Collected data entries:
━━━━━━━━━━━━━━━━━━━━

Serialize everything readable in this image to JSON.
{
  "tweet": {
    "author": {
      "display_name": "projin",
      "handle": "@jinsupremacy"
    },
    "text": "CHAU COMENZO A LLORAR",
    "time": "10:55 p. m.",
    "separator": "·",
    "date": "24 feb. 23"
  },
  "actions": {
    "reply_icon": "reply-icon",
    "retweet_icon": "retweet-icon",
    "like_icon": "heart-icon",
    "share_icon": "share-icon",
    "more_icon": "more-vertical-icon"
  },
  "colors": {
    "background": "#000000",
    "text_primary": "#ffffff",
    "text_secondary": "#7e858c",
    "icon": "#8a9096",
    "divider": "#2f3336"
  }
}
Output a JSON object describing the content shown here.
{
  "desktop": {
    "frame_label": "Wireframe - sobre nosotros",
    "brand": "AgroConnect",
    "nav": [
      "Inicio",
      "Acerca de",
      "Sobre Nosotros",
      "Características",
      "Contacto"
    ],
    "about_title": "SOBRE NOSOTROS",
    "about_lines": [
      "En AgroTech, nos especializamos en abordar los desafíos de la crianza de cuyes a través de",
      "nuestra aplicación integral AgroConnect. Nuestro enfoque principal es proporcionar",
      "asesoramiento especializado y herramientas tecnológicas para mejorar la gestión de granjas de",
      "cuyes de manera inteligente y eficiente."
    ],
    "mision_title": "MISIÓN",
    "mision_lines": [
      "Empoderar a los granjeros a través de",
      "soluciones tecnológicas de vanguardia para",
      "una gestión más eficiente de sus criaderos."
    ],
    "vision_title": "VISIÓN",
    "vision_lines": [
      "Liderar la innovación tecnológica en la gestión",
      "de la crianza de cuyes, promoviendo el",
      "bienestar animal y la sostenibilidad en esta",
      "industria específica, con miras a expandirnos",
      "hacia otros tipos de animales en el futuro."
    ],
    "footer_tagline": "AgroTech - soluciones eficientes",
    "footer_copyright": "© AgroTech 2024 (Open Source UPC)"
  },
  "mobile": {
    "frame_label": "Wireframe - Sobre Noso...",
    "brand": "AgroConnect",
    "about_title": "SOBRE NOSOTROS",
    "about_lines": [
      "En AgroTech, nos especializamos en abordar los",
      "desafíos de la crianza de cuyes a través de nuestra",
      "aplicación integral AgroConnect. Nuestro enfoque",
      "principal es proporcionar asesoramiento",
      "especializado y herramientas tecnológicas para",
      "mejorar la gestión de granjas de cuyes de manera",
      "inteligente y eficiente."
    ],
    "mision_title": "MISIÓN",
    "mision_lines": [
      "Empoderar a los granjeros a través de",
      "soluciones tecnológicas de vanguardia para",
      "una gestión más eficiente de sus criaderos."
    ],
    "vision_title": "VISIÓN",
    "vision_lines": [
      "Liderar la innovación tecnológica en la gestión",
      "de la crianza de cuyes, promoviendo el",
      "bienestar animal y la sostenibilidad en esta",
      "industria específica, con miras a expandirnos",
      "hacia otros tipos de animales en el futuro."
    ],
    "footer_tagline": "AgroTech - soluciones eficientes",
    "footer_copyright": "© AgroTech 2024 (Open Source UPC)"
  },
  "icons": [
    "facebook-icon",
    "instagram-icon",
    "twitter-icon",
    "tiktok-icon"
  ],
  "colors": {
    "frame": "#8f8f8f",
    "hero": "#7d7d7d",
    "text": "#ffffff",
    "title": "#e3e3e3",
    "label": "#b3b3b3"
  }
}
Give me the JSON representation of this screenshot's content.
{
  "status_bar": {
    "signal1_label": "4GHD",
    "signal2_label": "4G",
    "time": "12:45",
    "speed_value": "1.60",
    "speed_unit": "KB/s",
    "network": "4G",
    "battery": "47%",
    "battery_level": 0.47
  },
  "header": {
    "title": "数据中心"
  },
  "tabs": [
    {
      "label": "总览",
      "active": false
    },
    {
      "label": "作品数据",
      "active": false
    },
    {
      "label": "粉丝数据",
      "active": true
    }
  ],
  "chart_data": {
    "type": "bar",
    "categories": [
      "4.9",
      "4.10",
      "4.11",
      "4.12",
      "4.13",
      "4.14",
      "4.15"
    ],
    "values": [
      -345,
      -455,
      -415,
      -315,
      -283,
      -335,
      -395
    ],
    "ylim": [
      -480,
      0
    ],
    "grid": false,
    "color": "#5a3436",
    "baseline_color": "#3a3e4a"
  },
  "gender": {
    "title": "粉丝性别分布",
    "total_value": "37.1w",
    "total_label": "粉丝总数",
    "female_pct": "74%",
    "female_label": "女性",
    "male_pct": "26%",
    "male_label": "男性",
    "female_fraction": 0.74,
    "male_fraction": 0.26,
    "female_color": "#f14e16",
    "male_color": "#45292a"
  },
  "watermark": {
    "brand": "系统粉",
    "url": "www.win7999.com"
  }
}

━━━━━━━━━━━━━━━━━━━━

◆ Written problem ◆
Repeat the material above in full, keeping every word.

◆ Full answer ◆
Serialize everything readable in this image to JSON.
{
  "tweet": {
    "author": {
      "display_name": "projin",
      "handle": "@jinsupremacy"
    },
    "text": "CHAU COMENZO A LLORAR",
    "time": "10:55 p. m.",
    "separator": "·",
    "date": "24 feb. 23"
  },
  "actions": {
    "reply_icon": "reply-icon",
    "retweet_icon": "retweet-icon",
    "like_icon": "heart-icon",
    "share_icon": "share-icon",
    "more_icon": "more-vertical-icon"
  },
  "colors": {
    "background": "#000000",
    "text_primary": "#ffffff",
    "text_secondary": "#7e858c",
    "icon": "#8a9096",
    "divider": "#2f3336"
  }
}
Output a JSON object describing the content shown here.
{
  "desktop": {
    "frame_label": "Wireframe - sobre nosotros",
    "brand": "AgroConnect",
    "nav": [
      "Inicio",
      "Acerca de",
      "Sobre Nosotros",
      "Características",
      "Contacto"
    ],
    "about_title": "SOBRE NOSOTROS",
    "about_lines": [
      "En AgroTech, nos especializamos en abordar los desafíos de la crianza de cuyes a través de",
      "nuestra aplicación integral AgroConnect. Nuestro enfoque principal es proporcionar",
      "asesoramiento especializado y herramientas tecnológicas para mejorar la gestión de granjas de",
      "cuyes de manera inteligente y eficiente."
    ],
    "mision_title": "MISIÓN",
    "mision_lines": [
      "Empoderar a los granjeros a través de",
      "soluciones tecnológicas de vanguardia para",
      "una gestión más eficiente de sus criaderos."
    ],
    "vision_title": "VISIÓN",
    "vision_lines": [
      "Liderar la innovación tecnológica en la gestión",
      "de la crianza de cuyes, promoviendo el",
      "bienestar animal y la sostenibilidad en esta",
      "industria específica, con miras a expandirnos",
      "hacia otros tipos de animales en el futuro."
    ],
    "footer_tagline": "AgroTech - soluciones eficientes",
    "footer_copyright": "© AgroTech 2024 (Open Source UPC)"
  },
  "mobile": {
    "frame_label": "Wireframe - Sobre Noso...",
    "brand": "AgroConnect",
    "about_title": "SOBRE NOSOTROS",
    "about_lines": [
      "En AgroTech, nos especializamos en abordar los",
      "desafíos de la crianza de cuyes a través de nuestra",
      "aplicación integral AgroConnect. Nuestro enfoque",
      "principal es proporcionar asesoramiento",
      "especializado y herramientas tecnológicas para",
      "mejorar la gestión de granjas de cuyes de manera",
      "inteligente y eficiente."
    ],
    "mision_title": "MISIÓN",
    "mision_lines": [
      "Empoderar a los granjeros a través de",
      "soluciones tecnológicas de vanguardia para",
      "una gestión más eficiente de sus criaderos."
    ],
    "vision_title": "VISIÓN",
    "vision_lines": [
      "Liderar la innovación tecnológica en la gestión",
      "de la crianza de cuyes, promoviendo el",
      "bienestar animal y la sostenibilidad en esta",
      "industria específica, con miras a expandirnos",
      "hacia otros tipos de animales en el futuro."
    ],
    "footer_tagline": "AgroTech - soluciones eficientes",
    "footer_copyright": "© AgroTech 2024 (Open Source UPC)"
  },
  "icons": [
    "facebook-icon",
    "instagram-icon",
    "twitter-icon",
    "tiktok-icon"
  ],
  "colors": {
    "frame": "#8f8f8f",
    "hero": "#7d7d7d",
    "text": "#ffffff",
    "title": "#e3e3e3",
    "label": "#b3b3b3"
  }
}
Give me the JSON representation of this screenshot's content.
{
  "status_bar": {
    "signal1_label": "4GHD",
    "signal2_label": "4G",
    "time": "12:45",
    "speed_value": "1.60",
    "speed_unit": "KB/s",
    "network": "4G",
    "battery": "47%",
    "battery_level": 0.47
  },
  "header": {
    "title": "数据中心"
  },
  "tabs": [
    {
      "label": "总览",
      "active": false
    },
    {
      "label": "作品数据",
      "active": false
    },
    {
      "label": "粉丝数据",
      "active": true
    }
  ],
  "chart_data": {
    "type": "bar",
    "categories": [
      "4.9",
      "4.10",
      "4.11",
      "4.12",
      "4.13",
      "4.14",
      "4.15"
    ],
    "values": [
      -345,
      -455,
      -415,
      -315,
      -283,
      -335,
      -395
    ],
    "ylim": [
      -480,
      0
    ],
    "grid": false,
    "color": "#5a3436",
    "baseline_color": "#3a3e4a"
  },
  "gender": {
    "title": "粉丝性别分布",
    "total_value": "37.1w",
    "total_label": "粉丝总数",
    "female_pct": "74%",
    "female_label": "女性",
    "male_pct": "26%",
    "male_label": "男性",
    "female_fraction": 0.74,
    "male_fraction": 0.26,
    "female_color": "#f14e16",
    "male_color": "#45292a"
  },
  "watermark": {
    "brand": "系统粉",
    "url": "www.win7999.com"
  }
}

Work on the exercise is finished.